■ Goal: Give every line from the entries that contains "إدارة".

[Raw records]
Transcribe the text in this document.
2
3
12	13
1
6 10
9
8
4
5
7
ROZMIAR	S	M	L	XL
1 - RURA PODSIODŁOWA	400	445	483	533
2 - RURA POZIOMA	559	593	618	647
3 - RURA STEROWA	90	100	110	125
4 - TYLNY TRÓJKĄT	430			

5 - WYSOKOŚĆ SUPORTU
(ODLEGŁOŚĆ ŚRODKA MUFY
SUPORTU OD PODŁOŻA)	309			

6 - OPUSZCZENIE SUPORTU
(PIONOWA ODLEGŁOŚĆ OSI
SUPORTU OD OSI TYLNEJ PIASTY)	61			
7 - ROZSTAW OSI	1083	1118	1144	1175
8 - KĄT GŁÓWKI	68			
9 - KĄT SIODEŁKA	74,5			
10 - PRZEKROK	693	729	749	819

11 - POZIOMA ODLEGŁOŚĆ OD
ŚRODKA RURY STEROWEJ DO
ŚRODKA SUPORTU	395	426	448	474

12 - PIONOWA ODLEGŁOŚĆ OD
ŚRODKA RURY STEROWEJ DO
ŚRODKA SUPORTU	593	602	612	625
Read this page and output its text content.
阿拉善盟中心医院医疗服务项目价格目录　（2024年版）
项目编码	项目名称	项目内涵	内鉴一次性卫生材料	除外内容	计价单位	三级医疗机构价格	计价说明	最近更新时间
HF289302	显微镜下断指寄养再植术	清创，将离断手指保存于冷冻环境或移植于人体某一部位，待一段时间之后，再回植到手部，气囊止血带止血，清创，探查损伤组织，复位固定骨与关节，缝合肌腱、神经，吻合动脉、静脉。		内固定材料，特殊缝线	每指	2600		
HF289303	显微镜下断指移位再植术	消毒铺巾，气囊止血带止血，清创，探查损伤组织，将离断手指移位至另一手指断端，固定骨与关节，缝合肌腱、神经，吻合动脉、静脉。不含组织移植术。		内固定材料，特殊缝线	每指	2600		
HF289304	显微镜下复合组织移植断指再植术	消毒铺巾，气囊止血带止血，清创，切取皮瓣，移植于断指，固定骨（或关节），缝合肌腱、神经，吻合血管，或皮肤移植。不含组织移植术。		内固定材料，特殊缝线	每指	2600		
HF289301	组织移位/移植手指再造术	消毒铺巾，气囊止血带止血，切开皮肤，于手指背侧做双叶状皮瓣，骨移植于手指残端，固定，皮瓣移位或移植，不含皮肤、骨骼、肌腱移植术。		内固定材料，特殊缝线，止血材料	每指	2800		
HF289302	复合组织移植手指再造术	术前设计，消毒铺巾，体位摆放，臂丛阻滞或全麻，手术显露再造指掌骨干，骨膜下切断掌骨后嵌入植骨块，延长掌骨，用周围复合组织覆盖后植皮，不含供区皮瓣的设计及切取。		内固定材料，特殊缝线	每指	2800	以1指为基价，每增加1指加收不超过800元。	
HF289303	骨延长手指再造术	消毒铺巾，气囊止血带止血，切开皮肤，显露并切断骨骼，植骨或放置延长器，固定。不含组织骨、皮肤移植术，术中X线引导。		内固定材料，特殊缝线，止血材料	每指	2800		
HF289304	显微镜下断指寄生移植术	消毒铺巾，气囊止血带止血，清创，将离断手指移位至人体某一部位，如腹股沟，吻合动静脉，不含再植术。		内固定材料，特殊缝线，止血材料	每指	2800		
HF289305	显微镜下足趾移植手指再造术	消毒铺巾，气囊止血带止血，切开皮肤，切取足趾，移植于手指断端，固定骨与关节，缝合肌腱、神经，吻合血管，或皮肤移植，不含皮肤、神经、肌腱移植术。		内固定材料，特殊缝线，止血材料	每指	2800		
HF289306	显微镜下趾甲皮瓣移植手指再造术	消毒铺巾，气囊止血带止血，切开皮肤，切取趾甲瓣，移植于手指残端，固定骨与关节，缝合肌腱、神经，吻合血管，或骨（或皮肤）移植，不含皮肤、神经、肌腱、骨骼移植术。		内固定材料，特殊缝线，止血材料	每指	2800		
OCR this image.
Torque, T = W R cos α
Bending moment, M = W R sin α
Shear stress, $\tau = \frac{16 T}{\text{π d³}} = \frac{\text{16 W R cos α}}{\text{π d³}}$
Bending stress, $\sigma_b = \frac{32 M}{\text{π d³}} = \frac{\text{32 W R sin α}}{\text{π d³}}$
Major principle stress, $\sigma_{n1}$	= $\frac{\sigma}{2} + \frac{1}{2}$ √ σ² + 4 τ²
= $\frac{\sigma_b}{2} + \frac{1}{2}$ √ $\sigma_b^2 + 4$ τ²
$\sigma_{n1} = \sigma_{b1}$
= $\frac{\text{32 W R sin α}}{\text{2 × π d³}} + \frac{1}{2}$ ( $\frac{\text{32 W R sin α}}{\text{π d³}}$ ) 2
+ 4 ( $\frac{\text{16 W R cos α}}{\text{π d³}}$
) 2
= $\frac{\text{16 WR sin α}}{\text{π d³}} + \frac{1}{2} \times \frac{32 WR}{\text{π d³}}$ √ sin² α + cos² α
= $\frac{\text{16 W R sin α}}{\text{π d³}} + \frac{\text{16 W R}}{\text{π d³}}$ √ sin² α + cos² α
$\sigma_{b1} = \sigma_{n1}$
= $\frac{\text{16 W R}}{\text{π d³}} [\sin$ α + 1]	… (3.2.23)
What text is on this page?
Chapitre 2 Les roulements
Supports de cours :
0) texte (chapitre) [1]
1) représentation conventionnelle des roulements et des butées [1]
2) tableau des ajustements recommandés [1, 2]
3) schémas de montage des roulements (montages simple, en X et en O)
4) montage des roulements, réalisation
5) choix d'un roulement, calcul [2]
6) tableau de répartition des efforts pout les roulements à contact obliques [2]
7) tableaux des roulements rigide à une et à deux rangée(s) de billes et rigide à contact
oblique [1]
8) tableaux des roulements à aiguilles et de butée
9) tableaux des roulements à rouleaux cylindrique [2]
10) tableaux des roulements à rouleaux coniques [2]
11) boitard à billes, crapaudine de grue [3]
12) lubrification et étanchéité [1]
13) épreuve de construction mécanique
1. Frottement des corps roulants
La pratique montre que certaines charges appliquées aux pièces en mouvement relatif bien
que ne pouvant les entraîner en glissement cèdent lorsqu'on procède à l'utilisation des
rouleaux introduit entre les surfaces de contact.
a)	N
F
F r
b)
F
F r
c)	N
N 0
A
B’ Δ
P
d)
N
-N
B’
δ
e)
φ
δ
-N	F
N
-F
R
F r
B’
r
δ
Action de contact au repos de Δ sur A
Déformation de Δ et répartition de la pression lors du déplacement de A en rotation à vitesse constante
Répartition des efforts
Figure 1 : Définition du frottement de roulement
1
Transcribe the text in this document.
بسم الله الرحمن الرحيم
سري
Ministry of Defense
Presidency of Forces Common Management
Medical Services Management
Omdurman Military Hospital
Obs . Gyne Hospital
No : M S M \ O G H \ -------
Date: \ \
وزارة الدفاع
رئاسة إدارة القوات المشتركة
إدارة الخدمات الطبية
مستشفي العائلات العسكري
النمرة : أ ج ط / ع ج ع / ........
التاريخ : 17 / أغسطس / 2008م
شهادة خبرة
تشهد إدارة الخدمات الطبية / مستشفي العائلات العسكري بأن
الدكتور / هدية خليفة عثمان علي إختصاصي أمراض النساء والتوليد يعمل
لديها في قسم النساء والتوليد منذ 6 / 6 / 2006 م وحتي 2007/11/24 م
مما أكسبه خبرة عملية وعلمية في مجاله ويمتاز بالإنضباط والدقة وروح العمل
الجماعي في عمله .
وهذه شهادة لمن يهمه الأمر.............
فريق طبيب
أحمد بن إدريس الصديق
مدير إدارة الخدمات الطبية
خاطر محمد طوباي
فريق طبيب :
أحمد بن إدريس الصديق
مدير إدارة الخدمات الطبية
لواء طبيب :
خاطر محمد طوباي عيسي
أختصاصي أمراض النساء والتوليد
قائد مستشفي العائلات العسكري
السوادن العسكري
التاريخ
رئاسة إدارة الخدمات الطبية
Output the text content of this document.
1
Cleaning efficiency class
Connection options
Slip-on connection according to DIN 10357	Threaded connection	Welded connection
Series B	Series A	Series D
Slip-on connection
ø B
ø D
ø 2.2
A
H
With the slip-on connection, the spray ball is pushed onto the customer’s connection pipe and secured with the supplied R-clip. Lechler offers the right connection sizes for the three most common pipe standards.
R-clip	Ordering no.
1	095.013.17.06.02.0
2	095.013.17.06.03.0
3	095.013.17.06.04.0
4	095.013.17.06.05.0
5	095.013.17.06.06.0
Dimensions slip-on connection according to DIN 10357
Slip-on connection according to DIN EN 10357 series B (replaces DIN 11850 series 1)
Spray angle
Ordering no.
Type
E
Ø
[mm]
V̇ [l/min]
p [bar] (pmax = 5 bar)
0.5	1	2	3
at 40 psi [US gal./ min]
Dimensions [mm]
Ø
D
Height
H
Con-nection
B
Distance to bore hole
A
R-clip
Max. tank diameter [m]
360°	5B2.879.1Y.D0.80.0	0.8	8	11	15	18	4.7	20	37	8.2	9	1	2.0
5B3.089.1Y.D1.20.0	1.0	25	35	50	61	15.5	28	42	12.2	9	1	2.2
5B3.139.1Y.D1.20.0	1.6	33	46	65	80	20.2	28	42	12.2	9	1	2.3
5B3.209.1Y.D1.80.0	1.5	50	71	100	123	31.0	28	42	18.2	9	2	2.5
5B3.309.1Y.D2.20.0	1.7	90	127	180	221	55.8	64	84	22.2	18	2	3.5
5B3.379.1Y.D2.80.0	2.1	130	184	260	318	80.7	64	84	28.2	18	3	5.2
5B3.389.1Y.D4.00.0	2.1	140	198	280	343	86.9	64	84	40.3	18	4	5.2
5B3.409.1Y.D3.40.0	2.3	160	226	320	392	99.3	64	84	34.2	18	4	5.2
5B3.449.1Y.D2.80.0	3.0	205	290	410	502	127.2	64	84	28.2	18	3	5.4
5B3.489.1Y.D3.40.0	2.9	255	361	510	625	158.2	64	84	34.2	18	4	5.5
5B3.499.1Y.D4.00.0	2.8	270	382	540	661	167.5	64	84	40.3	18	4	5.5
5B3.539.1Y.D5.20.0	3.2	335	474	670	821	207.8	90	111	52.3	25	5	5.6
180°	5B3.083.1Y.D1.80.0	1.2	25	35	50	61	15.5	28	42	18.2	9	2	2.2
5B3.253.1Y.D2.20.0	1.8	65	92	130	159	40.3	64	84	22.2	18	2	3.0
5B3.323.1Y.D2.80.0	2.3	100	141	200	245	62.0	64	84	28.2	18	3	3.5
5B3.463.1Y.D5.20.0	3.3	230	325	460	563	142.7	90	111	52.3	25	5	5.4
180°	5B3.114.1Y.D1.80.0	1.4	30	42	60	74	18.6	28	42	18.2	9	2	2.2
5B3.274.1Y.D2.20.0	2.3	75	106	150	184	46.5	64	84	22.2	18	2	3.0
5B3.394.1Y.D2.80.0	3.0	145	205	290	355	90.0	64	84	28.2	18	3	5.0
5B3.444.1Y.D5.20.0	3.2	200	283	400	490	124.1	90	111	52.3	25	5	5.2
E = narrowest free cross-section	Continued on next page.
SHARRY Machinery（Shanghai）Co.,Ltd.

■ Task solution:
رئاسة إدارة القوات المشتركة
إدارة الخدمات الطبية
تشهد إدارة الخدمات الطبية / مستشفي العائلات العسكري بأن
مدير إدارة الخدمات الطبية
مدير إدارة الخدمات الطبية
رئاسة إدارة الخدمات الطبية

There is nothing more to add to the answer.